§ PROBLEM STATEMENT
Collect the lines of the entries where "Specification" shows up.

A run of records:
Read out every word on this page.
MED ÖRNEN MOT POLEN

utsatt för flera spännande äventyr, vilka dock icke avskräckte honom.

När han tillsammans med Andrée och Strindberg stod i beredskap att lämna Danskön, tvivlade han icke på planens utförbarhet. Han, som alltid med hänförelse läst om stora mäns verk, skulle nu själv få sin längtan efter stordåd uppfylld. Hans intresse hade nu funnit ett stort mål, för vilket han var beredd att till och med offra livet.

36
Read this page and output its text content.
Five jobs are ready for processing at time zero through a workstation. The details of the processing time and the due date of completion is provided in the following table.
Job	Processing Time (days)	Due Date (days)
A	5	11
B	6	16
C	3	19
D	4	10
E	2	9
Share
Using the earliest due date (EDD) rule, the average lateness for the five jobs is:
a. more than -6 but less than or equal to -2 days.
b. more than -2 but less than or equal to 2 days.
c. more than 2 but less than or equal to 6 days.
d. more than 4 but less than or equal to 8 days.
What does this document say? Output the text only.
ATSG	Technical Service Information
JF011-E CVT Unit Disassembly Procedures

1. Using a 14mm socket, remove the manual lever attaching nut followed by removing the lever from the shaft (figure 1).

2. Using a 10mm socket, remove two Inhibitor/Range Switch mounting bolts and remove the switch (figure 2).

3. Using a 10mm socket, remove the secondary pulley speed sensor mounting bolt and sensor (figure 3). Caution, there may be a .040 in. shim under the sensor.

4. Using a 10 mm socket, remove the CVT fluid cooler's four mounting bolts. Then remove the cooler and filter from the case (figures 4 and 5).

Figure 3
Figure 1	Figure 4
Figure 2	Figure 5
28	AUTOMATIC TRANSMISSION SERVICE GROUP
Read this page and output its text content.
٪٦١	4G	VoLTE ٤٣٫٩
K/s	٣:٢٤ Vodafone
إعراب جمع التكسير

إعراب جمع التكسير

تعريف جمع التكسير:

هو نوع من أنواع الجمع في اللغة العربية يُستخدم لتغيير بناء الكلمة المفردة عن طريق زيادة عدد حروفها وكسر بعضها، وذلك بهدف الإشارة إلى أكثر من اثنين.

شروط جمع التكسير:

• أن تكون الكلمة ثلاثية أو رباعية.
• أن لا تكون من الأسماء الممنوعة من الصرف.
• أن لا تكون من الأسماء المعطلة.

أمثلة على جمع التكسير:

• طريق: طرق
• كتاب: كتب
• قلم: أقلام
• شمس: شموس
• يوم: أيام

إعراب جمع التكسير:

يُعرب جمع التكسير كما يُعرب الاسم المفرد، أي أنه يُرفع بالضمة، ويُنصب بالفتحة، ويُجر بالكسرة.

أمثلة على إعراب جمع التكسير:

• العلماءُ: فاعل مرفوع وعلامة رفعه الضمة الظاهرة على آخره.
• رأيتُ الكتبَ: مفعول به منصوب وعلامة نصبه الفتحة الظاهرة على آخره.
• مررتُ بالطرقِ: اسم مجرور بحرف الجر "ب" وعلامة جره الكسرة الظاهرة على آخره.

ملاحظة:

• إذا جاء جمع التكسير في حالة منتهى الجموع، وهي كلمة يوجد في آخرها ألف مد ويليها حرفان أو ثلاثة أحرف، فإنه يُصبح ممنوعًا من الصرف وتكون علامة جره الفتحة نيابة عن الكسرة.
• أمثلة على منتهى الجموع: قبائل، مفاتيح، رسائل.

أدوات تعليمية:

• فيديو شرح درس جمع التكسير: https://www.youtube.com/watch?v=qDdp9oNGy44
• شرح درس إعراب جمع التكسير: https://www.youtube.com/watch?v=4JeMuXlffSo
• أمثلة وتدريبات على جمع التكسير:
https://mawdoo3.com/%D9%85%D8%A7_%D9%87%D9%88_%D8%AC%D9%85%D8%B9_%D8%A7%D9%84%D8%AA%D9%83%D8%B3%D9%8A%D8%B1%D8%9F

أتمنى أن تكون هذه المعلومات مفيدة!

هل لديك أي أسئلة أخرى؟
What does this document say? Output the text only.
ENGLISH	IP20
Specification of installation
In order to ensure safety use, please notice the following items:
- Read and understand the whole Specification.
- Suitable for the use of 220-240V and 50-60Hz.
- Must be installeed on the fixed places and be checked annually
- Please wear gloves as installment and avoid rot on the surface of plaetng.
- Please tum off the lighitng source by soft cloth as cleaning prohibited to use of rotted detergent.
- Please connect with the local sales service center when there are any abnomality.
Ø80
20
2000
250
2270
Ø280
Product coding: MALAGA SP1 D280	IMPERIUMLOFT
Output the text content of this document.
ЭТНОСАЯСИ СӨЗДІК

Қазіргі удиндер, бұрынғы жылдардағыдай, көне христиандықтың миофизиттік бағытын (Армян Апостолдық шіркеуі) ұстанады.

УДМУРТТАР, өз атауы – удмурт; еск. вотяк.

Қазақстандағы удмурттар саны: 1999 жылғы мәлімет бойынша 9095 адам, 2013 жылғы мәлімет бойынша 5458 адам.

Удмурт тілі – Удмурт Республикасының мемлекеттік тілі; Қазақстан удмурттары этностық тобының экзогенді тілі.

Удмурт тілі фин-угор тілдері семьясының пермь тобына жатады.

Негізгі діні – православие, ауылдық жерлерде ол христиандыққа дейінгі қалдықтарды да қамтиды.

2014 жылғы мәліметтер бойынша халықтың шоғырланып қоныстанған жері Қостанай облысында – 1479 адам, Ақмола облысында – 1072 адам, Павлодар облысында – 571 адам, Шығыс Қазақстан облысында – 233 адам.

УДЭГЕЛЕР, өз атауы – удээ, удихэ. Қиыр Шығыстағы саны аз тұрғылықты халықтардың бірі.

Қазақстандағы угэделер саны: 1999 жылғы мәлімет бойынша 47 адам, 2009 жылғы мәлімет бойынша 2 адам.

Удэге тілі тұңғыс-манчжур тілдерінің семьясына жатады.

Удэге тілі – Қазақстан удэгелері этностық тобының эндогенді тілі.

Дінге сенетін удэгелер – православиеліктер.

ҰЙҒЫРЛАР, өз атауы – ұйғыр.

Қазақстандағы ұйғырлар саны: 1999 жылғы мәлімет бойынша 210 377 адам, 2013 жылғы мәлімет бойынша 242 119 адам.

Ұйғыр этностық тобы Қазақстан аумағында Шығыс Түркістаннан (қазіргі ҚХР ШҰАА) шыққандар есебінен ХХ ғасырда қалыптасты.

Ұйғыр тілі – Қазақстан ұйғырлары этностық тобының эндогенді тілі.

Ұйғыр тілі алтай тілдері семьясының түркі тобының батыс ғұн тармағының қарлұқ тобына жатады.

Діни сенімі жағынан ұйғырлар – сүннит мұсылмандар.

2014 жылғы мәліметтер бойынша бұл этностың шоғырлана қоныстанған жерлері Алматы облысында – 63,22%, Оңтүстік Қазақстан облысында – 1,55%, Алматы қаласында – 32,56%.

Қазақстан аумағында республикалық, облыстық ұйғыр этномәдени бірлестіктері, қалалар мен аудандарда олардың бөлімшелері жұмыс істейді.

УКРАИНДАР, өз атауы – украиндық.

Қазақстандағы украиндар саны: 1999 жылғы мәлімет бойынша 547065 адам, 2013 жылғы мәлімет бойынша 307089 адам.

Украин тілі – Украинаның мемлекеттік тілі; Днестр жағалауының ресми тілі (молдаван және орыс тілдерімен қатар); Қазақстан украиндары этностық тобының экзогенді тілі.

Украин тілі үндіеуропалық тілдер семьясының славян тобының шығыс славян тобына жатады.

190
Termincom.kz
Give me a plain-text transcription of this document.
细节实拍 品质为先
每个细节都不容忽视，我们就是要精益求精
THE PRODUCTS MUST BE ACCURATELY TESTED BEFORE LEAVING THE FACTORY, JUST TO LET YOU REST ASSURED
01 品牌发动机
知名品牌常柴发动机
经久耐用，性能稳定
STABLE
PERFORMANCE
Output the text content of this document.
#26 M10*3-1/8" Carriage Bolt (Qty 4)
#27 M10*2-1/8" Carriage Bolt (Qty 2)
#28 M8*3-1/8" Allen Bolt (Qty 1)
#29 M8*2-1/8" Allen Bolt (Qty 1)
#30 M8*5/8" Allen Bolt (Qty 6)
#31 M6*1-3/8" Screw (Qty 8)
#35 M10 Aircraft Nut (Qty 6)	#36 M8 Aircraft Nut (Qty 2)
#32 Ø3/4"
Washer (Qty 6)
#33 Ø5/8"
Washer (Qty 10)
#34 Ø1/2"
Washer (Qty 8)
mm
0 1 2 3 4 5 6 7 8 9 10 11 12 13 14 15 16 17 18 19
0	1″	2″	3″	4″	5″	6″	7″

§ EXERCISE SOLUTION
Specification of installation
- Read and understand the whole Specification.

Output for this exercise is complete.